> **What this task involves**
Can you print every record below exactly as written?

> **Raw records**
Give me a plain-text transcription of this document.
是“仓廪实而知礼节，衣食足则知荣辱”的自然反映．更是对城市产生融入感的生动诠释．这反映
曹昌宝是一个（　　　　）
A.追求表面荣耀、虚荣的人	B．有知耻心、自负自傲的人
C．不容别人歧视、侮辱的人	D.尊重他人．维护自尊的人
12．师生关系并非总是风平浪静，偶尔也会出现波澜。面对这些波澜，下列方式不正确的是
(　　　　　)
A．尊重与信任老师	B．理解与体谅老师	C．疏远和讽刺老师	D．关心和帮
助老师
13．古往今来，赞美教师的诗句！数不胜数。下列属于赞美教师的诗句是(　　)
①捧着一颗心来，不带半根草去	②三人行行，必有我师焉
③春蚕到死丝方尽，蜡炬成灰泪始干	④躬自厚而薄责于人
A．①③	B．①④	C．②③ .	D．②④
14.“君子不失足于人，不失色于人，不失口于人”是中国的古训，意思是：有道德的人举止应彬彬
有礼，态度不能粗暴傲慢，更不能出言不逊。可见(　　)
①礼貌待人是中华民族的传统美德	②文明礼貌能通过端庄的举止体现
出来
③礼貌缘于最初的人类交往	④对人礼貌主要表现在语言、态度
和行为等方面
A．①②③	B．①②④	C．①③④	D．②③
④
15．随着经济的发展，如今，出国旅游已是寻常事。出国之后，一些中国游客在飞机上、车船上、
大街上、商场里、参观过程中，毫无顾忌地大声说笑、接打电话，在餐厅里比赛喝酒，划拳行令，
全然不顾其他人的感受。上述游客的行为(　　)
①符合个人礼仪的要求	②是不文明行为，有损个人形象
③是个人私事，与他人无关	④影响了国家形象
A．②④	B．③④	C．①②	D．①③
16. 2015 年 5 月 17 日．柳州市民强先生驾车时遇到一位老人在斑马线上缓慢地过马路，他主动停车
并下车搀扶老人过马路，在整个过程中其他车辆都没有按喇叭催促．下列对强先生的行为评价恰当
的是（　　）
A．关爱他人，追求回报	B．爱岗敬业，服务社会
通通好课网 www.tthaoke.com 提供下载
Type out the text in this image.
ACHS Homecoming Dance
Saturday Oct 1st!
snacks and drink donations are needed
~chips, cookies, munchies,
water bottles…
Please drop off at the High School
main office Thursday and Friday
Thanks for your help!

> **Response to this exercise**
Give me a plain-text transcription of this document.
是“仓廪实而知礼节，衣食足则知荣辱”的自然反映．更是对城市产生融入感的生动诠释．这反映
曹昌宝是一个（　　　　）
A.追求表面荣耀、虚荣的人	B．有知耻心、自负自傲的人
C．不容别人歧视、侮辱的人	D.尊重他人．维护自尊的人
12．师生关系并非总是风平浪静，偶尔也会出现波澜。面对这些波澜，下列方式不正确的是
(　　　　　)
A．尊重与信任老师	B．理解与体谅老师	C．疏远和讽刺老师	D．关心和帮
助老师
13．古往今来，赞美教师的诗句！数不胜数。下列属于赞美教师的诗句是(　　)
①捧着一颗心来，不带半根草去	②三人行行，必有我师焉
③春蚕到死丝方尽，蜡炬成灰泪始干	④躬自厚而薄责于人
A．①③	B．①④	C．②③ .	D．②④
14.“君子不失足于人，不失色于人，不失口于人”是中国的古训，意思是：有道德的人举止应彬彬
有礼，态度不能粗暴傲慢，更不能出言不逊。可见(　　)
①礼貌待人是中华民族的传统美德	②文明礼貌能通过端庄的举止体现
出来
③礼貌缘于最初的人类交往	④对人礼貌主要表现在语言、态度
和行为等方面
A．①②③	B．①②④	C．①③④	D．②③
④
15．随着经济的发展，如今，出国旅游已是寻常事。出国之后，一些中国游客在飞机上、车船上、
大街上、商场里、参观过程中，毫无顾忌地大声说笑、接打电话，在餐厅里比赛喝酒，划拳行令，
全然不顾其他人的感受。上述游客的行为(　　)
①符合个人礼仪的要求	②是不文明行为，有损个人形象
③是个人私事，与他人无关	④影响了国家形象
A．②④	B．③④	C．①②	D．①③
16. 2015 年 5 月 17 日．柳州市民强先生驾车时遇到一位老人在斑马线上缓慢地过马路，他主动停车
并下车搀扶老人过马路，在整个过程中其他车辆都没有按喇叭催促．下列对强先生的行为评价恰当
的是（　　）
A．关爱他人，追求回报	B．爱岗敬业，服务社会
通通好课网 www.tthaoke.com 提供下载
Type out the text in this image.
ACHS Homecoming Dance
Saturday Oct 1st!
snacks and drink donations are needed
~chips, cookies, munchies,
water bottles…
Please drop off at the High School
main office Thursday and Friday
Thanks for your help!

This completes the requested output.